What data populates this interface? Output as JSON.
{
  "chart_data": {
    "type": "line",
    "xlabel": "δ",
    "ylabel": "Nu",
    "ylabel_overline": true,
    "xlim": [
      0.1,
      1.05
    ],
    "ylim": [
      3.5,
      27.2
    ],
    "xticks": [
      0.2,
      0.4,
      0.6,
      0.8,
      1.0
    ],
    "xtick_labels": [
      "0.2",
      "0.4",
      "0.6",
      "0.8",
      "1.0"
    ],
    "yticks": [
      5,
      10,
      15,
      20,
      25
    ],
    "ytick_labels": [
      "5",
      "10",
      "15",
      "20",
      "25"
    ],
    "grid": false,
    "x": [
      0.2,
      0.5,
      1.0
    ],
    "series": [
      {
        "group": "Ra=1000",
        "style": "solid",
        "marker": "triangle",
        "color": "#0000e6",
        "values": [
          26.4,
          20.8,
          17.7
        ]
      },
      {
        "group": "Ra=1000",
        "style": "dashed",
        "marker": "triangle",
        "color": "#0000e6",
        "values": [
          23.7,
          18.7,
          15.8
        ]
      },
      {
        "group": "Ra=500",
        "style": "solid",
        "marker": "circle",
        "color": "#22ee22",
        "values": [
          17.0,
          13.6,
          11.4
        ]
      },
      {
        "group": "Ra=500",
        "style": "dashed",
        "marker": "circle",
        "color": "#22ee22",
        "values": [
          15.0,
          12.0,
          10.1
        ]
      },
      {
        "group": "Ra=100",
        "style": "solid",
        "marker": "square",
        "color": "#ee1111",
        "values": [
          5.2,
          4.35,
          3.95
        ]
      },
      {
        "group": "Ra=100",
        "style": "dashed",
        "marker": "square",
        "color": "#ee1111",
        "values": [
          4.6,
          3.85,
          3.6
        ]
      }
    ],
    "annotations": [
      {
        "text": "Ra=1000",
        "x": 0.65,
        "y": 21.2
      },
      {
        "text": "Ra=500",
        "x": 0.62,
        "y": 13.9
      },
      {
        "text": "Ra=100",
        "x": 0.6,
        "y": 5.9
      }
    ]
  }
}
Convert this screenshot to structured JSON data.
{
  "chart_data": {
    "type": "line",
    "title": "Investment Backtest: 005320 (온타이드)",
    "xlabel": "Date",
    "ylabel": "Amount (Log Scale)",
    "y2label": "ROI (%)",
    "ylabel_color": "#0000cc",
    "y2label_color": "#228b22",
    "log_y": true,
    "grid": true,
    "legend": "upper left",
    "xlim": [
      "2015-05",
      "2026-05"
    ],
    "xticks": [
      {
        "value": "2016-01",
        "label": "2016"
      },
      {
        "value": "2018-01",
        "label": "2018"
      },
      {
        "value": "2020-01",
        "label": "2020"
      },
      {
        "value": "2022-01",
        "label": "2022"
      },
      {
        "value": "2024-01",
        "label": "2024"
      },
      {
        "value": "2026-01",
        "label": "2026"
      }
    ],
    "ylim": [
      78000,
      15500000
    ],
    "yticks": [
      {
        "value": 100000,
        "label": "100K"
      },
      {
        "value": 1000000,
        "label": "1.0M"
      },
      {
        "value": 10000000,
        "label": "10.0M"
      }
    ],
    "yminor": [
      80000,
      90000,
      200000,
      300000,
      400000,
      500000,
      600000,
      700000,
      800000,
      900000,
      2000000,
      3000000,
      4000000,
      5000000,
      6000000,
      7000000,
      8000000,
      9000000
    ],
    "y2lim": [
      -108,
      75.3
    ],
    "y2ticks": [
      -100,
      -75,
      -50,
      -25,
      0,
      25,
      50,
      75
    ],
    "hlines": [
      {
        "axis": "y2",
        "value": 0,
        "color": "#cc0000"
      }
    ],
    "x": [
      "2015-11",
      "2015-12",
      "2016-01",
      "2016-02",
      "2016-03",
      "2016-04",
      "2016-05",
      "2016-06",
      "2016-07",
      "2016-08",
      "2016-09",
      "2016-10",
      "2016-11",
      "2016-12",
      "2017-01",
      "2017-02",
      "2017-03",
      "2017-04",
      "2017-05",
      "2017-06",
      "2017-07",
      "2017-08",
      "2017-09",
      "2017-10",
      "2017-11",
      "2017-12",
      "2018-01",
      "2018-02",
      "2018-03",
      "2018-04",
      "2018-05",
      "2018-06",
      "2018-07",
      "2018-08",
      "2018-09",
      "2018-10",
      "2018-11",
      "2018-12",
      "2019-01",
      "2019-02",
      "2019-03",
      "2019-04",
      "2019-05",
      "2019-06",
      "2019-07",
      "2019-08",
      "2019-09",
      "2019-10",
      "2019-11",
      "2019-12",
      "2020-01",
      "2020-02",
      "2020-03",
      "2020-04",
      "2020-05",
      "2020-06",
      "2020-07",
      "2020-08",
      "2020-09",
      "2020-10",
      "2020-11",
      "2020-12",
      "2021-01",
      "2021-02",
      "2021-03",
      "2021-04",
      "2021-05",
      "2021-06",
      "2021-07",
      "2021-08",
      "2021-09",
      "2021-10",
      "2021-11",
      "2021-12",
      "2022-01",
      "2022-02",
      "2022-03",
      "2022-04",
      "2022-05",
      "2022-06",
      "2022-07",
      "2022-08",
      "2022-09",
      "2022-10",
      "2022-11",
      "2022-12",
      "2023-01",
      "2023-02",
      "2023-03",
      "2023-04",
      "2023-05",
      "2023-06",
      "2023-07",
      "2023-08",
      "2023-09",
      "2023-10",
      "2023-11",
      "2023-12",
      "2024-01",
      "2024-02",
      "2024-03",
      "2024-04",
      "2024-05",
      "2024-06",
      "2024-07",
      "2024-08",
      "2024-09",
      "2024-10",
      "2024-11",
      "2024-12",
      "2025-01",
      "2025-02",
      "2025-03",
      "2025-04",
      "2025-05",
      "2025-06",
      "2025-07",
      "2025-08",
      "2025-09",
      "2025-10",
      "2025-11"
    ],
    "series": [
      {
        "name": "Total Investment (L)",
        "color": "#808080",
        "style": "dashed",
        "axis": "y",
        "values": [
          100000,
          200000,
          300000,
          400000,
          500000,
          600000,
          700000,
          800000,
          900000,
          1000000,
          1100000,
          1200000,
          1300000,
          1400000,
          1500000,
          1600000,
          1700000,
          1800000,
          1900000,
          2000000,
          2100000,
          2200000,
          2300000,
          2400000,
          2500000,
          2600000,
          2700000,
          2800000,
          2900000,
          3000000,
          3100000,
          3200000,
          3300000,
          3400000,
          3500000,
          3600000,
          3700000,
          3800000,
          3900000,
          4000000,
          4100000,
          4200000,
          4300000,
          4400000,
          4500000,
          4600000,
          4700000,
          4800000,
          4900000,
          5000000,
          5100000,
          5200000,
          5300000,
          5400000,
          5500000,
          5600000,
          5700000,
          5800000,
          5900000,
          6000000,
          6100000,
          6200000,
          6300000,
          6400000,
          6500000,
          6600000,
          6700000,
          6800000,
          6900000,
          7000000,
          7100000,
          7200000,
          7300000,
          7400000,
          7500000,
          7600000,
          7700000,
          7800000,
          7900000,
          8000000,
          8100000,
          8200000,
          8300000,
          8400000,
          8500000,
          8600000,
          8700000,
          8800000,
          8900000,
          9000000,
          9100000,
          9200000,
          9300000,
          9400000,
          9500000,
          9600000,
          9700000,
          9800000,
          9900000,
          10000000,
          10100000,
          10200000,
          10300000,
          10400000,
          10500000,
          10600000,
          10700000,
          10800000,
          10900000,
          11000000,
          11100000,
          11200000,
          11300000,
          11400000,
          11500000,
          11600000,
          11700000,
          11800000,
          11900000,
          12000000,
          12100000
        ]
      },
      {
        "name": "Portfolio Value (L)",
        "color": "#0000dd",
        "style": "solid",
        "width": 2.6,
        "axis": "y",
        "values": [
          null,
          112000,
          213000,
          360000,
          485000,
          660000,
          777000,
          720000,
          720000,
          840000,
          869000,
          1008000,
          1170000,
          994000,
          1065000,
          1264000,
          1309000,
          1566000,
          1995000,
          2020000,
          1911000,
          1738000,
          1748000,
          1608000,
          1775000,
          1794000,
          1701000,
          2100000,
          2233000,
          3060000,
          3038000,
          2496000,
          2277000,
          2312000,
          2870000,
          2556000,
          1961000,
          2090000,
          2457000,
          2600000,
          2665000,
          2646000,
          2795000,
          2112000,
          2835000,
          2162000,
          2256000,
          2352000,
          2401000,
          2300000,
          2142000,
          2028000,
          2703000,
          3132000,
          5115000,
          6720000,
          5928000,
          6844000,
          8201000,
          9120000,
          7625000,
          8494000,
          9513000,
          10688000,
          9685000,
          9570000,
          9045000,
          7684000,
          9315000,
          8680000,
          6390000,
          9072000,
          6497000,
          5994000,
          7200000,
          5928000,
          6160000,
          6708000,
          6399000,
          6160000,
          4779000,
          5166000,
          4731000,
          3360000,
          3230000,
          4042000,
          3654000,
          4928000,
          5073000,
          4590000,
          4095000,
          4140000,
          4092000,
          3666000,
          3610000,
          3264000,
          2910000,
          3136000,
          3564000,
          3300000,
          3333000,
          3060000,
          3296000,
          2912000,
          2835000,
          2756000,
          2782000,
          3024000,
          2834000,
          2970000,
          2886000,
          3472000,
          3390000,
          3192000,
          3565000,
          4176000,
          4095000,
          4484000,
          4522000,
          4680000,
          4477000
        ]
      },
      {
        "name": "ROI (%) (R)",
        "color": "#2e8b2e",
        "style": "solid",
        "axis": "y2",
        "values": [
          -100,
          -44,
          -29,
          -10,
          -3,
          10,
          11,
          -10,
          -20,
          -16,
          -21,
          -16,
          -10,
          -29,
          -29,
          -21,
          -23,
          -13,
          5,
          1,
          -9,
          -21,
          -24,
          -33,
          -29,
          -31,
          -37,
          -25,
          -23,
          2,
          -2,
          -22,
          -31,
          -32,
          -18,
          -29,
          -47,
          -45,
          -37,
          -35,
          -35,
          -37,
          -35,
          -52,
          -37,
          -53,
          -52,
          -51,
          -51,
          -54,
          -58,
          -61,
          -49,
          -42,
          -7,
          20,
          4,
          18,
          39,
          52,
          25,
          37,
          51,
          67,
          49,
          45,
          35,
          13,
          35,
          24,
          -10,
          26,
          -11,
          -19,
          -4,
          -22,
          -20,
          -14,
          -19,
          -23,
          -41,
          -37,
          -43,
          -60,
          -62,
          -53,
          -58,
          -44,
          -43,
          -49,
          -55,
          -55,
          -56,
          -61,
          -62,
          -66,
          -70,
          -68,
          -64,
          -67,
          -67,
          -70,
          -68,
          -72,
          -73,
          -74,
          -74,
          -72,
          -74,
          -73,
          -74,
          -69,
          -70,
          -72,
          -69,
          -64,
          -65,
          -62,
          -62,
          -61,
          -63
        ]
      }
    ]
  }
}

-=-=-=-=-

- _AIM_: Copy out each line of the data containing the string "JSON".

- _SOLUTION TO THE PROBLEM_:
What data populates this interface? Output as JSON.
Convert this screenshot to structured JSON data.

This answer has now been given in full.